▸ DOCUMENT SEGMENT:
|---|
Mongoose lets us attach functions to our models:

MySchema.methods.greet = function() { return 'Hello, ' + this.name; };

Mongoose handles limited sub-document population using manual references (i.e. no MongoDB DBRefs), which gives us the ability to mimic a familiar SQL join. For example:

var UserGroupSchema = new Mongoose.schema({
  users : [{ type : Mongoose.Schema.ObjectId, ref : 'mycollection' }]
});
var UserGroup = myConnection.model('usergroups', UserGroupSchema);
var group = new UserGroup({ users : [myDocument._id] });
group.save(function() {
  UserGroup.find().populate('users').exec(function(error, groups) {
    // Groups contains every document in usergroups with users field populated
    // Prints 'Val'
    console.log(groups[0][0].name);
  });
});

In the last few months, my team and I have learned a great deal about working with Mongoose and using it to open up the true power of MongoDB. Like most powerful tools, it can be used well and it can be used poorly, and unfortunately a lot of the examples you can find online fall into the latter. Through trial and error over the course of Ascot's development, my team has settled on some key principles for using Mongoose the right way:

1 Schema = 1 file

A schema should never be declared in app.js, and you should never have multiple schemas in a single file (even if you intend to nest one schema in another). While it is often expedient to inline everything into app.js, not keeping schemas in separate files makes things more difficult in the long run. Separate files lowers the barrier to entry for understanding your code base and makes tracking changes much easier.
|---|
▸ DATA:

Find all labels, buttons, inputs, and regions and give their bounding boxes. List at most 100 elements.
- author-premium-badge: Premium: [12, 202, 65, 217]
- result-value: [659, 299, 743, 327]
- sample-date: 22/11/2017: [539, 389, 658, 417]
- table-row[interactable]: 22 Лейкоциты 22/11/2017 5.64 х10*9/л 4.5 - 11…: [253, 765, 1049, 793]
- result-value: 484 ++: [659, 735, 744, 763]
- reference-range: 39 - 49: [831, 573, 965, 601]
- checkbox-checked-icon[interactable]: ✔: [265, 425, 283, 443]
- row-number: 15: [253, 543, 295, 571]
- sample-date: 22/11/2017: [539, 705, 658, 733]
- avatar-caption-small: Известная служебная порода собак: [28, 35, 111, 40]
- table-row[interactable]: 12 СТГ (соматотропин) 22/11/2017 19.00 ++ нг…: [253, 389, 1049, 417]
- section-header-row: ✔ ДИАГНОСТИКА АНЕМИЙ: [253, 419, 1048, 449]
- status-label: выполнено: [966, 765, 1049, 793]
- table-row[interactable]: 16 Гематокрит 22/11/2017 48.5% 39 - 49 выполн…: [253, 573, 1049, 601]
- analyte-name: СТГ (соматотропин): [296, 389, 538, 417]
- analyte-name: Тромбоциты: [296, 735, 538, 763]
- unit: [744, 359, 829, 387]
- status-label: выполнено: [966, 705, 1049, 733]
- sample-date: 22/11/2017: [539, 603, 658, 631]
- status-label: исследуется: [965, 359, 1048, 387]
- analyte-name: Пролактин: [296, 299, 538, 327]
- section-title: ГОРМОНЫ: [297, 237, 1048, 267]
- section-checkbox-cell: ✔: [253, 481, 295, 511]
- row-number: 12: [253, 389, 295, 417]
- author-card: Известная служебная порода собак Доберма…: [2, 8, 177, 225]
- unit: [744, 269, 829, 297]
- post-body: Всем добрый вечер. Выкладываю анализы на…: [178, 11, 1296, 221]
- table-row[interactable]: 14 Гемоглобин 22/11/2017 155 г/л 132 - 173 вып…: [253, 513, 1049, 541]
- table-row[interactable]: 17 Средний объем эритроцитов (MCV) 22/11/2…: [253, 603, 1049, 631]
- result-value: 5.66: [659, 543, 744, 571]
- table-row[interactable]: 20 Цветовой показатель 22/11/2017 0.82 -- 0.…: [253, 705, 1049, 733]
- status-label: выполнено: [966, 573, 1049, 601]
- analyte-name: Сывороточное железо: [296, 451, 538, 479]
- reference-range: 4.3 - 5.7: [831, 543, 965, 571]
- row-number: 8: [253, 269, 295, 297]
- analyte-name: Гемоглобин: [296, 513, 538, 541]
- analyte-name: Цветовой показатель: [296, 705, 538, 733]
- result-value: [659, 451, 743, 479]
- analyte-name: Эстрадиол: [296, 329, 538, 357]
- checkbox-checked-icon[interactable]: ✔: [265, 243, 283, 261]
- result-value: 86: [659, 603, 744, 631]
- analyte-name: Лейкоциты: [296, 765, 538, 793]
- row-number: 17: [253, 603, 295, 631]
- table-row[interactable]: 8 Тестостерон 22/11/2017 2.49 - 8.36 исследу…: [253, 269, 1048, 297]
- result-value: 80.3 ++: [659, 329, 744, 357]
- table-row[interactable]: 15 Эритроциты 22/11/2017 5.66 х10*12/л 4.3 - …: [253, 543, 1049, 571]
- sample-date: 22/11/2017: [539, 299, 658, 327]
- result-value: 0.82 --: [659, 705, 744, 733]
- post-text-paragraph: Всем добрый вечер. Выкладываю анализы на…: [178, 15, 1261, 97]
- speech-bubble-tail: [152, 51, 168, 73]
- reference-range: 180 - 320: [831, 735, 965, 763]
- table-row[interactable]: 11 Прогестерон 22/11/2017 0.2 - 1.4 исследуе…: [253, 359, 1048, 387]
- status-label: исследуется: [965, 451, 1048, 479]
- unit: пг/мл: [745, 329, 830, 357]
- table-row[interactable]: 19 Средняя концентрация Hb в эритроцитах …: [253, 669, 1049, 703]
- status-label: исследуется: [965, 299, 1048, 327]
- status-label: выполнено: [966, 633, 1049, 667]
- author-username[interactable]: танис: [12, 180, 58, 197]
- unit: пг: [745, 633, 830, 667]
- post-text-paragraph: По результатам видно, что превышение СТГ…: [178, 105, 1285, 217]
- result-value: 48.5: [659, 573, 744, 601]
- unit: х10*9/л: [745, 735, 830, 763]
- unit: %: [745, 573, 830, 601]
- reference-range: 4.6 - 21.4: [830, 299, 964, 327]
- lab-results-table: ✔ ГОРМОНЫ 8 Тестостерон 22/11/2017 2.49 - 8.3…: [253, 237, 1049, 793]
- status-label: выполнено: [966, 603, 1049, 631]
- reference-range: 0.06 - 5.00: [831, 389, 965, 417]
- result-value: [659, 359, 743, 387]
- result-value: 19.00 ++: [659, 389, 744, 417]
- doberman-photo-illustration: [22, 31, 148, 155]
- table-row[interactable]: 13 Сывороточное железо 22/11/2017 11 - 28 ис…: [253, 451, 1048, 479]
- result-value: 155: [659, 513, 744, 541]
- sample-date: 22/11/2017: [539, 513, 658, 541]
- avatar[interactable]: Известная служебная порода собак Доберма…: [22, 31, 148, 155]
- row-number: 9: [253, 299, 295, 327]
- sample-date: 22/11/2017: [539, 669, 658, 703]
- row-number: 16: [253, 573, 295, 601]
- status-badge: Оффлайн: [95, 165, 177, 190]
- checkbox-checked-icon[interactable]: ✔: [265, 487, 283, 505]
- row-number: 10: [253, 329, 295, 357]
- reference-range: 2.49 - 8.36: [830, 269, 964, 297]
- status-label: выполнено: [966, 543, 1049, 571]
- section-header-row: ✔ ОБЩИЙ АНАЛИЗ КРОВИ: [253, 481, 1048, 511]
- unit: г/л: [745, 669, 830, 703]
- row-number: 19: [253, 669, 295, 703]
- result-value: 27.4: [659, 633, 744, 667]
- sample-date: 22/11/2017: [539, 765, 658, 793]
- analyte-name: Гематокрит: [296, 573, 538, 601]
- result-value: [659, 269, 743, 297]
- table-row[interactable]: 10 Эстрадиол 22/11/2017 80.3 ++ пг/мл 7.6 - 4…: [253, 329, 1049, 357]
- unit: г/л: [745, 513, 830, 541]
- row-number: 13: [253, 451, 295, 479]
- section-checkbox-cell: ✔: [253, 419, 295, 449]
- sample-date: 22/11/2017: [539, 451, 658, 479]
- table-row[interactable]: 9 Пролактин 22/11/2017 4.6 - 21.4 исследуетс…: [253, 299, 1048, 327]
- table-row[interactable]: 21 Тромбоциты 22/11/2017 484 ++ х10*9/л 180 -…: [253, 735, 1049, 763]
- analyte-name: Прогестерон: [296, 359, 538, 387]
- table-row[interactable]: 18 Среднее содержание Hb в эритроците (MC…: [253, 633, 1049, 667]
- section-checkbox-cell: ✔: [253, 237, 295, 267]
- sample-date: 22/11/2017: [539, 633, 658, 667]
|---|
▸ TASKS:
(1) According to the Mongoose text, why should each schema be kept in its own file? Answer in one to three sentences.
(2) Continue the Mongoose text after its last sentence.
The entries have nothing to do with the Mongoose text.

▸ RESULTS OF THE TASKS:
(1) Keeping schemas in separate files lowers the barrier to entry for understanding the code base and makes tracking changes much easier. Inlining everything into app.js may be expedient, but it makes things more difficult in the long run.

(2)
Mongoose can't handle multi-level population yet, and populated fields are not Documents.

Nesting schemas is helpful but it's an incomplete solution. Design your schemas accordingly.

Let's say we have a few interconnected Models:

var ImageSchema = new Mongoose.Schema({
  url : { type : String},
  created : { type : Date, default : Date.now }
});
var Image = db.model('images', ImageSchema);

var UserSchema = new Mongoose.Schema({
  username : { type : String },
  image : { type : Mongoose.Schema.ObjectId, ref : 'images' }
});

UserSchema.methods.greet = function() {
  return 'Hello, ' + this.name;
};

var User = db.model('users', UserSchema);

var Group = new Mongoose.Schema({
  users : [{ type : Mongoose.Schema.ObjectId, ref : 'users' }]
});

Our Group Model contains a list of Users, which in turn each have a reference to an Image. Can MongooseJS resolve these references for us? The answer, it turns out, is yes and no.

Group.
  find({}).
  populate('user').
  populate('user.image').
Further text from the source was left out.